=== Records shown ===
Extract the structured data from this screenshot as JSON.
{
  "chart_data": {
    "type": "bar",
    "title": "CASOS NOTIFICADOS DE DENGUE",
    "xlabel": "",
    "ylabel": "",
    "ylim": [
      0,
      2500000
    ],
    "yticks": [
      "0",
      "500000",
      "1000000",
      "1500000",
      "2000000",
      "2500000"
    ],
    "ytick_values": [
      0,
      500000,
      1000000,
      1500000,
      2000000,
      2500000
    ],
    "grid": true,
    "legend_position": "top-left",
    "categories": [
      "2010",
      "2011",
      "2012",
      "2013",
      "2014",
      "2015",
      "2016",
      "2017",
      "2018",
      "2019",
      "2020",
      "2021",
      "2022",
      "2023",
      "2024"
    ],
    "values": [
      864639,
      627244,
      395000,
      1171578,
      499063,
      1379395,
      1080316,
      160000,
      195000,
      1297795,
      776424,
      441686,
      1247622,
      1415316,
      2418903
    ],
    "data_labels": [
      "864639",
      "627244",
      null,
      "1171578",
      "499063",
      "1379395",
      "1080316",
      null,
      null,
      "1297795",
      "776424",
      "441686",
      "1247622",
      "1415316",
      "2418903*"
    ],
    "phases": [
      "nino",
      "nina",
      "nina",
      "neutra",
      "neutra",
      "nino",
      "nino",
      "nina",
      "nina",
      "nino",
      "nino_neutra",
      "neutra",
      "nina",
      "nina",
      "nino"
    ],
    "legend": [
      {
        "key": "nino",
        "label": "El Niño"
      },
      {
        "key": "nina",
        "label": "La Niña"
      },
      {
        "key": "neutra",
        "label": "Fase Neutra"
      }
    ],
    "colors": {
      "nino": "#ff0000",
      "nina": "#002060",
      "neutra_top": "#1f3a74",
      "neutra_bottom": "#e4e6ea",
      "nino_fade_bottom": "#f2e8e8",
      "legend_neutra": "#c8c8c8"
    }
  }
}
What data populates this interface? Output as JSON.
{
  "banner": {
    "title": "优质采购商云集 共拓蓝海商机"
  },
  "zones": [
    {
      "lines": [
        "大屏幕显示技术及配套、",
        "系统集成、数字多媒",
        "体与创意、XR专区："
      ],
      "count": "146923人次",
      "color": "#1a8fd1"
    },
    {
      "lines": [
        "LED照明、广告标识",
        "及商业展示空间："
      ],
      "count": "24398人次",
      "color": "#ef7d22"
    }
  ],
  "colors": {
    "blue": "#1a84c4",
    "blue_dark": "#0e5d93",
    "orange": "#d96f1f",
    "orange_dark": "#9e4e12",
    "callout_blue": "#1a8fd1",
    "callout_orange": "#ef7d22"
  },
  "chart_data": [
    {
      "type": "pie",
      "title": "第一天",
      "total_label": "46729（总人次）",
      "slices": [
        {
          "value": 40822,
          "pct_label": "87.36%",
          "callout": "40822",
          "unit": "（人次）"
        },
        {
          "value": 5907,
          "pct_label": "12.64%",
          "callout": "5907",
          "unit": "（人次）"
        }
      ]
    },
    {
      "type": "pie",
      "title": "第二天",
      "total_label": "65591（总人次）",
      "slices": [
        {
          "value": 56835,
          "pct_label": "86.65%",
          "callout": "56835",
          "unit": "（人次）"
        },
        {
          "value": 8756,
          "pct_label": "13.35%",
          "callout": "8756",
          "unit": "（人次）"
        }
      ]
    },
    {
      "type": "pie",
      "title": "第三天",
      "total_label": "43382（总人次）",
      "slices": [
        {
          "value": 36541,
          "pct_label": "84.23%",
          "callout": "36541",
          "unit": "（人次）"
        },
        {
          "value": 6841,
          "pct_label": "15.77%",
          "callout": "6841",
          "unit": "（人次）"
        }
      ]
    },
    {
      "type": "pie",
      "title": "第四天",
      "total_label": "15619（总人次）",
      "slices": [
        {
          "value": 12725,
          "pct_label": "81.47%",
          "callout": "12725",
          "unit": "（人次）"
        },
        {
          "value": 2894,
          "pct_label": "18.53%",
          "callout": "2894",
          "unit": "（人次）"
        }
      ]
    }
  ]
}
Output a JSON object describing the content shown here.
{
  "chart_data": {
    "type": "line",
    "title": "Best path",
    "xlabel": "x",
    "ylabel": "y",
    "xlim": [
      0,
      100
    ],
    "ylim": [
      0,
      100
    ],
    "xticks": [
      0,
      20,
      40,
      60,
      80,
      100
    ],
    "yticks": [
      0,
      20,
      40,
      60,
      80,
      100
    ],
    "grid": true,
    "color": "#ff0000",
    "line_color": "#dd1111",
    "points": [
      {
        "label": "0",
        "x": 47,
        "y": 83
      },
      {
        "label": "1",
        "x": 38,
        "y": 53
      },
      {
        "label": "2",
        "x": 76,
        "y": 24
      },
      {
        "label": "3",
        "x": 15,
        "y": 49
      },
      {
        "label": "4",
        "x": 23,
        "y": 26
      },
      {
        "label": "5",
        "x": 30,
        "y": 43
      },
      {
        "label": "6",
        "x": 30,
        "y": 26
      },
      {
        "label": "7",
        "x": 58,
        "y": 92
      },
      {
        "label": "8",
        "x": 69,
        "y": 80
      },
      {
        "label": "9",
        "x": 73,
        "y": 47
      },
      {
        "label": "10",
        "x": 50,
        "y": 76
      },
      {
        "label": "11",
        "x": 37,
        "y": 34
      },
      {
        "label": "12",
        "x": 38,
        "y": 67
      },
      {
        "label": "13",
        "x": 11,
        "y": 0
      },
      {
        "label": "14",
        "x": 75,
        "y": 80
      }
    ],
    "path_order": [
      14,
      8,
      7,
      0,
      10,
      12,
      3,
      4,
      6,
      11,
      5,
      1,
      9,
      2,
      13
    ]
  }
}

=== Problem ===
Search the data above for the string "JSON" and return every line that has it.

=== Answer in full ===
Extract the structured data from this screenshot as JSON.
What data populates this interface? Output as JSON.
Output a JSON object describing the content shown here.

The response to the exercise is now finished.